[Start DATASET]

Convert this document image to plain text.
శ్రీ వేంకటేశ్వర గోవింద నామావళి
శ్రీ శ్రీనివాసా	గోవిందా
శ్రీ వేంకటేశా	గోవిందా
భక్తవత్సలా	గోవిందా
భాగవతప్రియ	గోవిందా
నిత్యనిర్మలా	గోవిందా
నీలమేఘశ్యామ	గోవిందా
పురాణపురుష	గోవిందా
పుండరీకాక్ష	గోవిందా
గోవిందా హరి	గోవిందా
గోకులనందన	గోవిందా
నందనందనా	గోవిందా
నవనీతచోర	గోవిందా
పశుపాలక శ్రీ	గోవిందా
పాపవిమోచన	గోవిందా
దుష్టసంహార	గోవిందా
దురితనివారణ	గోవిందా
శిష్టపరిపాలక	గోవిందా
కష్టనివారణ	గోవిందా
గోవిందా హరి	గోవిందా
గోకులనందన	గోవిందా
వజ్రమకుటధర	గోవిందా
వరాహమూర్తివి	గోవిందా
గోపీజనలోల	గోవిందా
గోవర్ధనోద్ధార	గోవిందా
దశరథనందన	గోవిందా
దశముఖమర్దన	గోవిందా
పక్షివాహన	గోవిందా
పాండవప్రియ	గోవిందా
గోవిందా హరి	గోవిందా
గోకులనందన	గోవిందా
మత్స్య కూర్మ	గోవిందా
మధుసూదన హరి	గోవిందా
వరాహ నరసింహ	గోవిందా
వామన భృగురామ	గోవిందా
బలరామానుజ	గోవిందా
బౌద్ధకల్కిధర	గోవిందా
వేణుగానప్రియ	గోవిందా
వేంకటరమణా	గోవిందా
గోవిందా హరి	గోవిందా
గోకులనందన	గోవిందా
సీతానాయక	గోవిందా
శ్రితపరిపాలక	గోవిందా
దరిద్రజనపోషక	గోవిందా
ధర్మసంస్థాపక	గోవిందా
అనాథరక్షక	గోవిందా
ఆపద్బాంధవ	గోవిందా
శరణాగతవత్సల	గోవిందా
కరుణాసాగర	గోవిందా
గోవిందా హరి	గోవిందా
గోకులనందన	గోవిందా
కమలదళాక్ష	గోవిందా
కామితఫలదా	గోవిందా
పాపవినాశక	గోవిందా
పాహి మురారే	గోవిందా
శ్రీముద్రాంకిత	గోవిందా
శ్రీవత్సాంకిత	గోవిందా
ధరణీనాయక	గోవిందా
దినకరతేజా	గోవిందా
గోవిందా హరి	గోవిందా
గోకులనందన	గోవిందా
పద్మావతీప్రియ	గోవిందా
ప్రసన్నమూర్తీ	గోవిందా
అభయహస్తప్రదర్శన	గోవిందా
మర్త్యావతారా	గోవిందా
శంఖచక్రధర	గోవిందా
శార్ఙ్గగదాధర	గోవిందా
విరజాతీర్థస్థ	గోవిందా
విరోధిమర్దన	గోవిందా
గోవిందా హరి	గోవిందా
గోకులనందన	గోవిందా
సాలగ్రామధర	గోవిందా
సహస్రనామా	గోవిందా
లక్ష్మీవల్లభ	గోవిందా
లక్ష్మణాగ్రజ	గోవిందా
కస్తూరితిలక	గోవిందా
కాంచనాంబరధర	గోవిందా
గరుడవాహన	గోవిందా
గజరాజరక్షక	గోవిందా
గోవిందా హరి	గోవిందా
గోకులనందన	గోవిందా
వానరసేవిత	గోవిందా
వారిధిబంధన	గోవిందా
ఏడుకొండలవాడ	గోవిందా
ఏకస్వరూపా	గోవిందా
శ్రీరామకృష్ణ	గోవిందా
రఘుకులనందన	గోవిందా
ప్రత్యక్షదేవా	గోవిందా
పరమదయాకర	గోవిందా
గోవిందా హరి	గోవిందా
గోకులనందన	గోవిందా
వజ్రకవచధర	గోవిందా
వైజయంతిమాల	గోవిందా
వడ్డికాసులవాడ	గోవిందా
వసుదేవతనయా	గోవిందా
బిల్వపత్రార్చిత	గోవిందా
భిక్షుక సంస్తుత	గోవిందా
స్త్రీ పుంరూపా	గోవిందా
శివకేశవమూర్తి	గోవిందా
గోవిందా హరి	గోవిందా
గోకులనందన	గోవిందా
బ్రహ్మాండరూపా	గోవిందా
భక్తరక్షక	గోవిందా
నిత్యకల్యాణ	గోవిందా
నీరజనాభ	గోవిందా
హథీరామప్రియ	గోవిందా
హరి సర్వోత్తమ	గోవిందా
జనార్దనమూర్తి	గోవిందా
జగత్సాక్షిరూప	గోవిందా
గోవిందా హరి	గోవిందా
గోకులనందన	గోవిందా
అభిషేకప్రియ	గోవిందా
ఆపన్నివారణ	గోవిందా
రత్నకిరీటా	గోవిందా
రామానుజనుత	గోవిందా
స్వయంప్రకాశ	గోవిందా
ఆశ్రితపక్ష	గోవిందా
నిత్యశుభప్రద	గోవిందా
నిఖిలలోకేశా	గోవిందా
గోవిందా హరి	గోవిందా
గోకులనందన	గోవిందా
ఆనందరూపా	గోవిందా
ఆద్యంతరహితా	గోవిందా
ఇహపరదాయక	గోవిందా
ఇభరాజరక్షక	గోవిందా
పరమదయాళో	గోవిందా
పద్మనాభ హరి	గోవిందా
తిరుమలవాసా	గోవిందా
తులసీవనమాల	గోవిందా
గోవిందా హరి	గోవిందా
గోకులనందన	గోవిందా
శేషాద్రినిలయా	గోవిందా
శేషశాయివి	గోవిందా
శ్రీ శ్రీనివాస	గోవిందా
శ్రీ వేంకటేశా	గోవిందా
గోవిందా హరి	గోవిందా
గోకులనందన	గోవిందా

[End DATASET]

### WHAT IS NEEDED:
Give all the entries again exactly; leave none out.

### RESPONSE TO THIS EXERCISE:
Convert this document image to plain text.
శ్రీ వేంకటేశ్వర గోవింద నామావళి
శ్రీ శ్రీనివాసా	గోవిందా
శ్రీ వేంకటేశా	గోవిందా
భక్తవత్సలా	గోవిందా
భాగవతప్రియ	గోవిందా
నిత్యనిర్మలా	గోవిందా
నీలమేఘశ్యామ	గోవిందా
పురాణపురుష	గోవిందా
పుండరీకాక్ష	గోవిందా
గోవిందా హరి	గోవిందా
గోకులనందన	గోవిందా
నందనందనా	గోవిందా
నవనీతచోర	గోవిందా
పశుపాలక శ్రీ	గోవిందా
పాపవిమోచన	గోవిందా
దుష్టసంహార	గోవిందా
దురితనివారణ	గోవిందా
శిష్టపరిపాలక	గోవిందా
కష్టనివారణ	గోవిందా
గోవిందా హరి	గోవిందా
గోకులనందన	గోవిందా
వజ్రమకుటధర	గోవిందా
వరాహమూర్తివి	గోవిందా
గోపీజనలోల	గోవిందా
గోవర్ధనోద్ధార	గోవిందా
దశరథనందన	గోవిందా
దశముఖమర్దన	గోవిందా
పక్షివాహన	గోవిందా
పాండవప్రియ	గోవిందా
గోవిందా హరి	గోవిందా
గోకులనందన	గోవిందా
మత్స్య కూర్మ	గోవిందా
మధుసూదన హరి	గోవిందా
వరాహ నరసింహ	గోవిందా
వామన భృగురామ	గోవిందా
బలరామానుజ	గోవిందా
బౌద్ధకల్కిధర	గోవిందా
వేణుగానప్రియ	గోవిందా
వేంకటరమణా	గోవిందా
గోవిందా హరి	గోవిందా
గోకులనందన	గోవిందా
సీతానాయక	గోవిందా
శ్రితపరిపాలక	గోవిందా
దరిద్రజనపోషక	గోవిందా
ధర్మసంస్థాపక	గోవిందా
అనాథరక్షక	గోవిందా
ఆపద్బాంధవ	గోవిందా
శరణాగతవత్సల	గోవిందా
కరుణాసాగర	గోవిందా
గోవిందా హరి	గోవిందా
గోకులనందన	గోవిందా
కమలదళాక్ష	గోవిందా
కామితఫలదా	గోవిందా
పాపవినాశక	గోవిందా
పాహి మురారే	గోవిందా
శ్రీముద్రాంకిత	గోవిందా
శ్రీవత్సాంకిత	గోవిందా
ధరణీనాయక	గోవిందా
దినకరతేజా	గోవిందా
గోవిందా హరి	గోవిందా
గోకులనందన	గోవిందా
పద్మావతీప్రియ	గోవిందా
ప్రసన్నమూర్తీ	గోవిందా
అభయహస్తప్రదర్శన	గోవిందా
మర్త్యావతారా	గోవిందా
శంఖచక్రధర	గోవిందా
శార్ఙ్గగదాధర	గోవిందా
విరజాతీర్థస్థ	గోవిందా
విరోధిమర్దన	గోవిందా
గోవిందా హరి	గోవిందా
గోకులనందన	గోవిందా
సాలగ్రామధర	గోవిందా
సహస్రనామా	గోవిందా
లక్ష్మీవల్లభ	గోవిందా
లక్ష్మణాగ్రజ	గోవిందా
కస్తూరితిలక	గోవిందా
కాంచనాంబరధర	గోవిందా
గరుడవాహన	గోవిందా
గజరాజరక్షక	గోవిందా
గోవిందా హరి	గోవిందా
గోకులనందన	గోవిందా
వానరసేవిత	గోవిందా
వారిధిబంధన	గోవిందా
ఏడుకొండలవాడ	గోవిందా
ఏకస్వరూపా	గోవిందా
శ్రీరామకృష్ణ	గోవిందా
రఘుకులనందన	గోవిందా
ప్రత్యక్షదేవా	గోవిందా
పరమదయాకర	గోవిందా
గోవిందా హరి	గోవిందా
గోకులనందన	గోవిందా
వజ్రకవచధర	గోవిందా
వైజయంతిమాల	గోవిందా
వడ్డికాసులవాడ	గోవిందా
వసుదేవతనయా	గోవిందా
బిల్వపత్రార్చిత	గోవిందా
భిక్షుక సంస్తుత	గోవిందా
స్త్రీ పుంరూపా	గోవిందా
శివకేశవమూర్తి	గోవిందా
గోవిందా హరి	గోవిందా
గోకులనందన	గోవిందా
బ్రహ్మాండరూపా	గోవిందా
భక్తరక్షక	గోవిందా
నిత్యకల్యాణ	గోవిందా
నీరజనాభ	గోవిందా
హథీరామప్రియ	గోవిందా
హరి సర్వోత్తమ	గోవిందా
జనార్దనమూర్తి	గోవిందా
జగత్సాక్షిరూప	గోవిందా
గోవిందా హరి	గోవిందా
గోకులనందన	గోవిందా
అభిషేకప్రియ	గోవిందా
ఆపన్నివారణ	గోవిందా
రత్నకిరీటా	గోవిందా
రామానుజనుత	గోవిందా
స్వయంప్రకాశ	గోవిందా
ఆశ్రితపక్ష	గోవిందా
నిత్యశుభప్రద	గోవిందా
నిఖిలలోకేశా	గోవిందా
గోవిందా హరి	గోవిందా
గోకులనందన	గోవిందా
ఆనందరూపా	గోవిందా
ఆద్యంతరహితా	గోవిందా
ఇహపరదాయక	గోవిందా
ఇభరాజరక్షక	గోవిందా
పరమదయాళో	గోవిందా
పద్మనాభ హరి	గోవిందా
తిరుమలవాసా	గోవిందా
తులసీవనమాల	గోవిందా
గోవిందా హరి	గోవిందా
గోకులనందన	గోవిందా
శేషాద్రినిలయా	గోవిందా
శేషశాయివి	గోవిందా
శ్రీ శ్రీనివాస	గోవిందా
శ్రీ వేంకటేశా	గోవిందా
గోవిందా హరి	గోవిందా
గోకులనందన	గోవిందా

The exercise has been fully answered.